--- start Supplied material ---
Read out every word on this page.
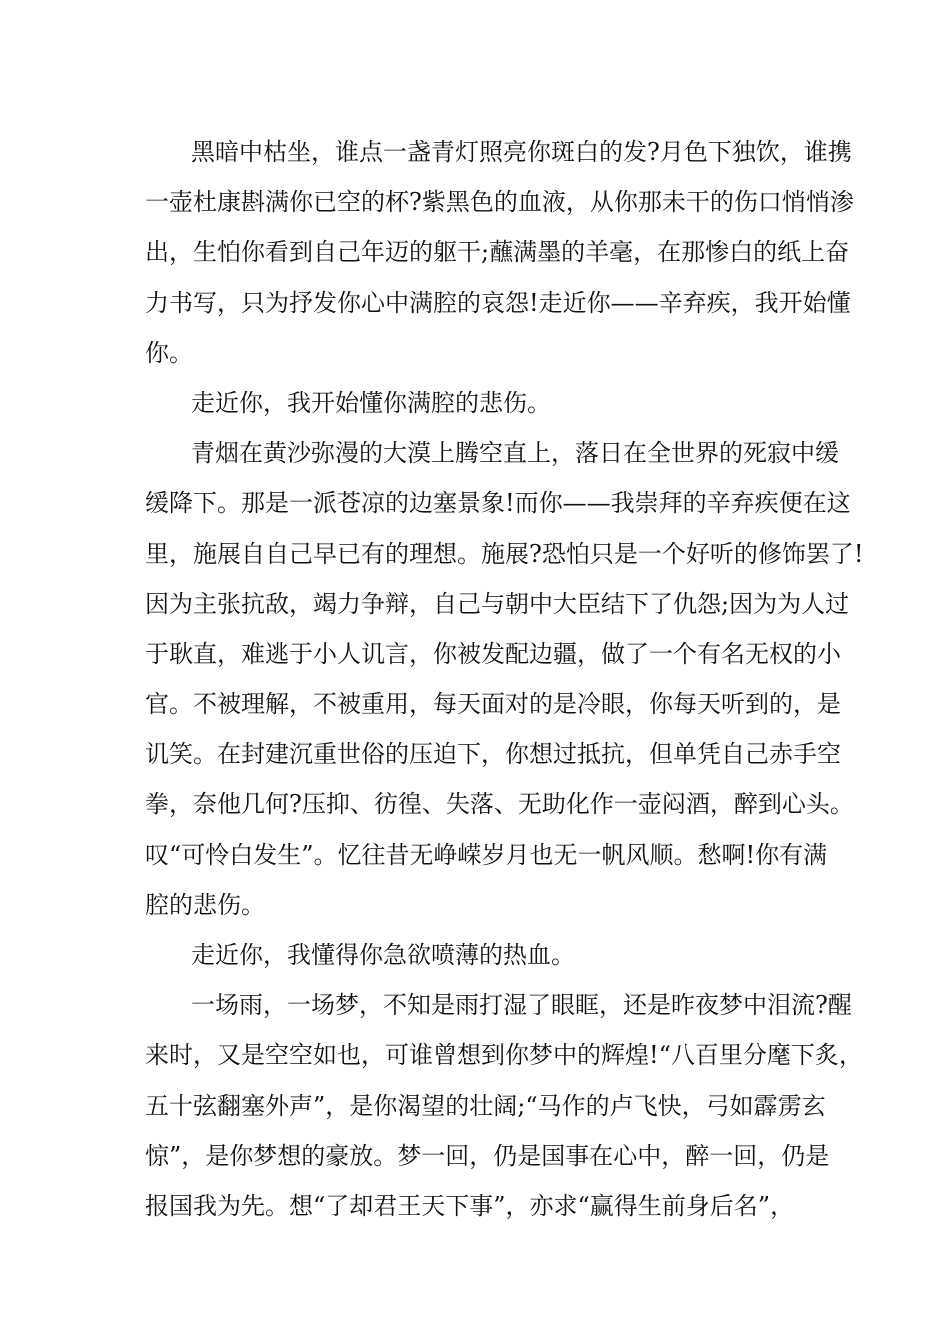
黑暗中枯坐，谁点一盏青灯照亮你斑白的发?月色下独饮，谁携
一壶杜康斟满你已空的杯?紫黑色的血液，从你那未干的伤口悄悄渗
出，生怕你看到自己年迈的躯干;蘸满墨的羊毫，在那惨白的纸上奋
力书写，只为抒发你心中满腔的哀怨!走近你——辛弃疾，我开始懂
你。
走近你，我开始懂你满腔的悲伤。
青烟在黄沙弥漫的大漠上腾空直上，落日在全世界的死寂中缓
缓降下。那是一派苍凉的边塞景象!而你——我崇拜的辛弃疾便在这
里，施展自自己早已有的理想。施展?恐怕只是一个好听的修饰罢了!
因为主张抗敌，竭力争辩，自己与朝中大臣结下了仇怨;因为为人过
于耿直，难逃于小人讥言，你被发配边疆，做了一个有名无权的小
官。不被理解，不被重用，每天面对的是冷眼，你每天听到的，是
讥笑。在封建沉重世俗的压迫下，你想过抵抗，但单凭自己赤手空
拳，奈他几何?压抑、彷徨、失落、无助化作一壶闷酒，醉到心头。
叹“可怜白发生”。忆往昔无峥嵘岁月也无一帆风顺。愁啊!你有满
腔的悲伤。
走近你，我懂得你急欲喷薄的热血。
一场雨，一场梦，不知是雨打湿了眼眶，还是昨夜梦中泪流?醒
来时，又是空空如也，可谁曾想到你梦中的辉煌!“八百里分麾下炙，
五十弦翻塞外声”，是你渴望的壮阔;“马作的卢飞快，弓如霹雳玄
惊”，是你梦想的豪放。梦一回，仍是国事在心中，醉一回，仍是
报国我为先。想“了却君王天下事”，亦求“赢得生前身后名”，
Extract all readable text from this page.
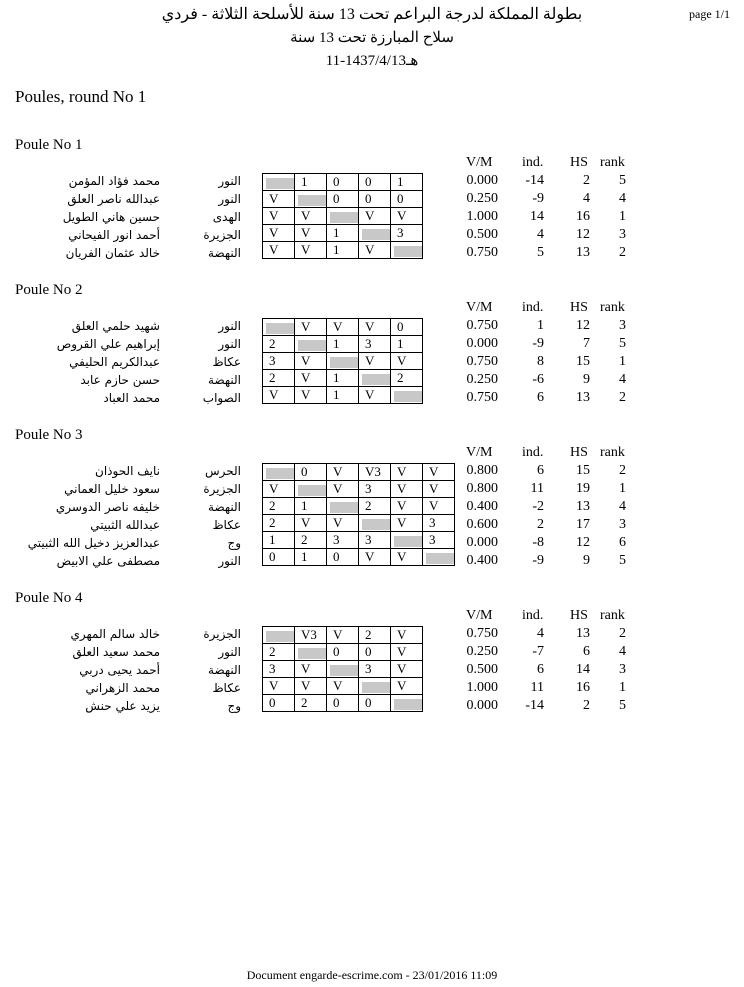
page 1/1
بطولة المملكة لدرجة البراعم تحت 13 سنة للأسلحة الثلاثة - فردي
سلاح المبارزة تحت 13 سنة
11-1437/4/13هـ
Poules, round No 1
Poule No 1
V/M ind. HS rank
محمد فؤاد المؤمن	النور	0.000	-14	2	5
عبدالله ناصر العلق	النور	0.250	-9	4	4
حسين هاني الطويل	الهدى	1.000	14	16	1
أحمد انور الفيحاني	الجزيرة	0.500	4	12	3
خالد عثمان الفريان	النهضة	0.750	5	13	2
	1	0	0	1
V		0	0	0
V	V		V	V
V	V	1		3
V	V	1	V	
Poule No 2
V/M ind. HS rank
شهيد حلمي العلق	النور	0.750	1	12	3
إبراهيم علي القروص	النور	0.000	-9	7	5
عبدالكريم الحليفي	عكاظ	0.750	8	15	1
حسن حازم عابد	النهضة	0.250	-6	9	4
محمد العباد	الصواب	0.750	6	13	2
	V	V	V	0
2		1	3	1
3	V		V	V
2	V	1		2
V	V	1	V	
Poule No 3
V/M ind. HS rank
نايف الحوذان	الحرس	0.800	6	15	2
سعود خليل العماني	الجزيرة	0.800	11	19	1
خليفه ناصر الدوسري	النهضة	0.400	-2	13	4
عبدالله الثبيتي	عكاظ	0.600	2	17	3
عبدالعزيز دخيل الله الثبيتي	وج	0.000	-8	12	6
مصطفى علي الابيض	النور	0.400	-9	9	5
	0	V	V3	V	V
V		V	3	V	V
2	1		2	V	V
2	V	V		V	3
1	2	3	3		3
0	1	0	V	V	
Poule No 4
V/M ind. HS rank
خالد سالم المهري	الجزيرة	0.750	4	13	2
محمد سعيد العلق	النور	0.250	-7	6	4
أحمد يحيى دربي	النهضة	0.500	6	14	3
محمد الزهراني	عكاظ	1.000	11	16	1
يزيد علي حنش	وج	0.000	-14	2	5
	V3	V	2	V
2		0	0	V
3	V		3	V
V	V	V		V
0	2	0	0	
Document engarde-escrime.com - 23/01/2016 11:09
--- end Supplied material ---
--- start Supplied material ---
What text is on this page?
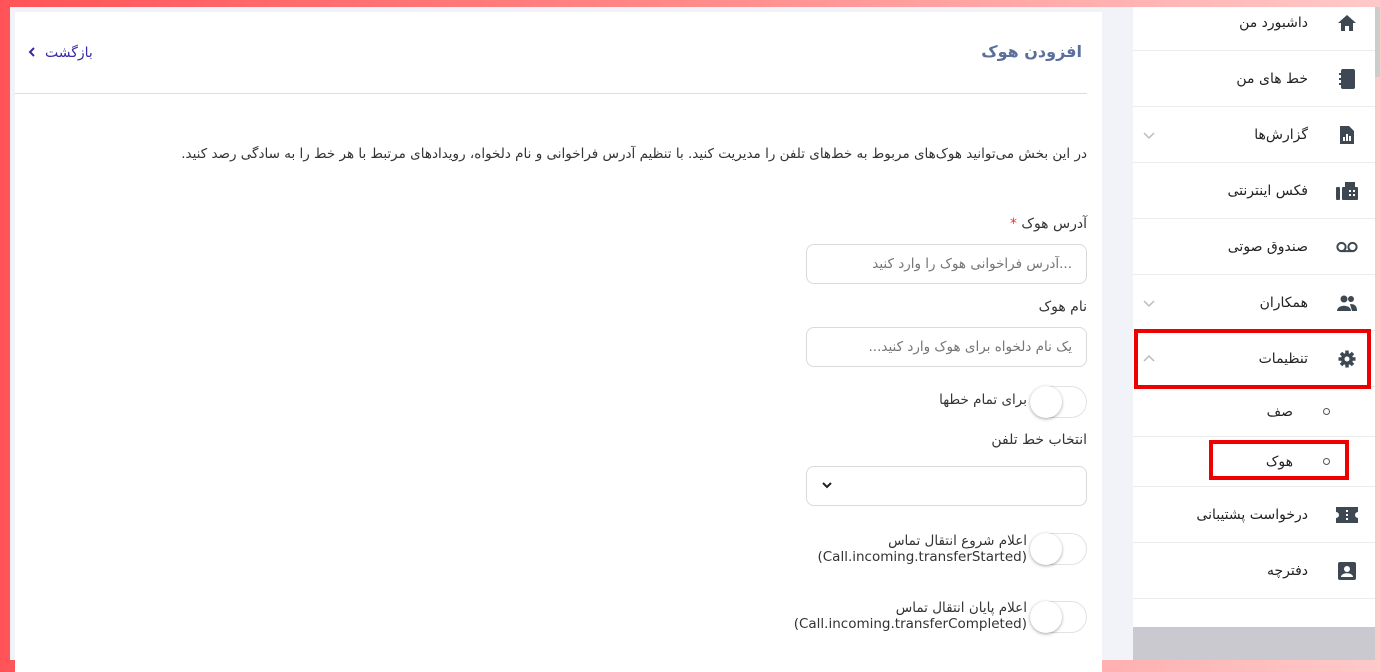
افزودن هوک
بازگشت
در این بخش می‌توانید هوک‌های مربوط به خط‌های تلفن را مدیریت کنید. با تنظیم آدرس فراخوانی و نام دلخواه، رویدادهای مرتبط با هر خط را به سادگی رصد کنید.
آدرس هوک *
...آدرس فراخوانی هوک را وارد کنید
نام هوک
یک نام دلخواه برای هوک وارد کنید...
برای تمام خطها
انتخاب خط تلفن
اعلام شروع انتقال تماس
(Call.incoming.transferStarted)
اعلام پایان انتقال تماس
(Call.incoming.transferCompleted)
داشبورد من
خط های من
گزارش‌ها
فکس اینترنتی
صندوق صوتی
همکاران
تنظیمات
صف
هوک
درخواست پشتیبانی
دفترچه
--- end Supplied material ---
> [Given exercise]:
Copy every line in the entries above that has the string "text" in it.

> [Reply to the task]:
Extract all readable text from this page.
What text is on this page?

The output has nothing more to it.